— start Provided information —

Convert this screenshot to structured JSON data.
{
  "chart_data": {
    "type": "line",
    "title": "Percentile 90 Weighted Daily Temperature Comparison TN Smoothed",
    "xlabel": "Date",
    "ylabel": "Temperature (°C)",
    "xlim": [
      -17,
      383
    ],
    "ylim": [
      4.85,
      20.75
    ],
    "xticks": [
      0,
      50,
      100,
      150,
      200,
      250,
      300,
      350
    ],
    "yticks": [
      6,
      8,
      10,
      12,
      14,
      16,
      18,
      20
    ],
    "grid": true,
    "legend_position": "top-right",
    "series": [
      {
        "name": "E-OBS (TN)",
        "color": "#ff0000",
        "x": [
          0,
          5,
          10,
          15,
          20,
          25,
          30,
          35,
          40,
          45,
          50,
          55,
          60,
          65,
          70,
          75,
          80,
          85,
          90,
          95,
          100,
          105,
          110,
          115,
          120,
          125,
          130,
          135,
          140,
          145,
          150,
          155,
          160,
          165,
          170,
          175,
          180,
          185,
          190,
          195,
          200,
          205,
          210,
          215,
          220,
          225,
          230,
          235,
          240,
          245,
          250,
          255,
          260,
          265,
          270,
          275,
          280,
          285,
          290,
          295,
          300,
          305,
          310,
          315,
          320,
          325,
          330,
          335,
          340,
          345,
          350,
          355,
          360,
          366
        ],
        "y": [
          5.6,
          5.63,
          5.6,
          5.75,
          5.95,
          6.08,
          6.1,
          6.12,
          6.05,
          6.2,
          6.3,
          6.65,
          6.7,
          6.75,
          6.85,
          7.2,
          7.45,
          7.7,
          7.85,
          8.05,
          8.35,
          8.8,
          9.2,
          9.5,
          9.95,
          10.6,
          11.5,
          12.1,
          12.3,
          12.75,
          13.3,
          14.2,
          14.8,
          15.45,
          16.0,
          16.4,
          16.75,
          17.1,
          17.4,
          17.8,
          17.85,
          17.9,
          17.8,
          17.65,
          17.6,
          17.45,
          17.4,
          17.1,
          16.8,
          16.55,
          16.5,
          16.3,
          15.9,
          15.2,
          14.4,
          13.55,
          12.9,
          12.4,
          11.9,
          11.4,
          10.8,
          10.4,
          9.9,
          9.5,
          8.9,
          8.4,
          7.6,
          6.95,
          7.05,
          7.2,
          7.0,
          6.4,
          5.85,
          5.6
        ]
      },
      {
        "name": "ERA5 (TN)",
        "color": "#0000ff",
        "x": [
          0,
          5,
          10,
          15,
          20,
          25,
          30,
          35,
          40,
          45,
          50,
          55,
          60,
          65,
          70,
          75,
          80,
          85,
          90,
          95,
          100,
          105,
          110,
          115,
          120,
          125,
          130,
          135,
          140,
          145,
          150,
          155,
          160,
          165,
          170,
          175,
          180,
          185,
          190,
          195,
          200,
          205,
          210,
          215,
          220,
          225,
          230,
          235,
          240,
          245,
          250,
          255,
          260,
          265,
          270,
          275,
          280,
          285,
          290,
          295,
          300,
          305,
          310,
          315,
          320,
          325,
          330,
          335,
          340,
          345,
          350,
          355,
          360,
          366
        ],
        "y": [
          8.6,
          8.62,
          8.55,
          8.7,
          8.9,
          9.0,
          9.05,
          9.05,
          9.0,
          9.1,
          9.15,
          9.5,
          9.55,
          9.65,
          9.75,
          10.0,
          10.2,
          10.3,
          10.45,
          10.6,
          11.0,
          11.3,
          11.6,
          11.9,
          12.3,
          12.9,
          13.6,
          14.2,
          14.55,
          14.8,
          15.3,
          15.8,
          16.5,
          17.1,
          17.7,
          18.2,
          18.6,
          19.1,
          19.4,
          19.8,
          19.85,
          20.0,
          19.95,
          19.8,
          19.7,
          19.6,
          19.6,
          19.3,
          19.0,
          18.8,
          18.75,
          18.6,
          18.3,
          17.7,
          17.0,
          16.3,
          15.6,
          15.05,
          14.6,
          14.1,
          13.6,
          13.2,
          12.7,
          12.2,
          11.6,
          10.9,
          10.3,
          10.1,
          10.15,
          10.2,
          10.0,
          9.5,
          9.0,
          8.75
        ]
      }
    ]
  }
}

— end Provided information —

Problem to solve: Extract lines where the string "Temperature" occurs.

Reply:
    "title": "Percentile 90 Weighted Daily Temperature Comparison TN Smoothed",
    "ylabel": "Temperature (°C)",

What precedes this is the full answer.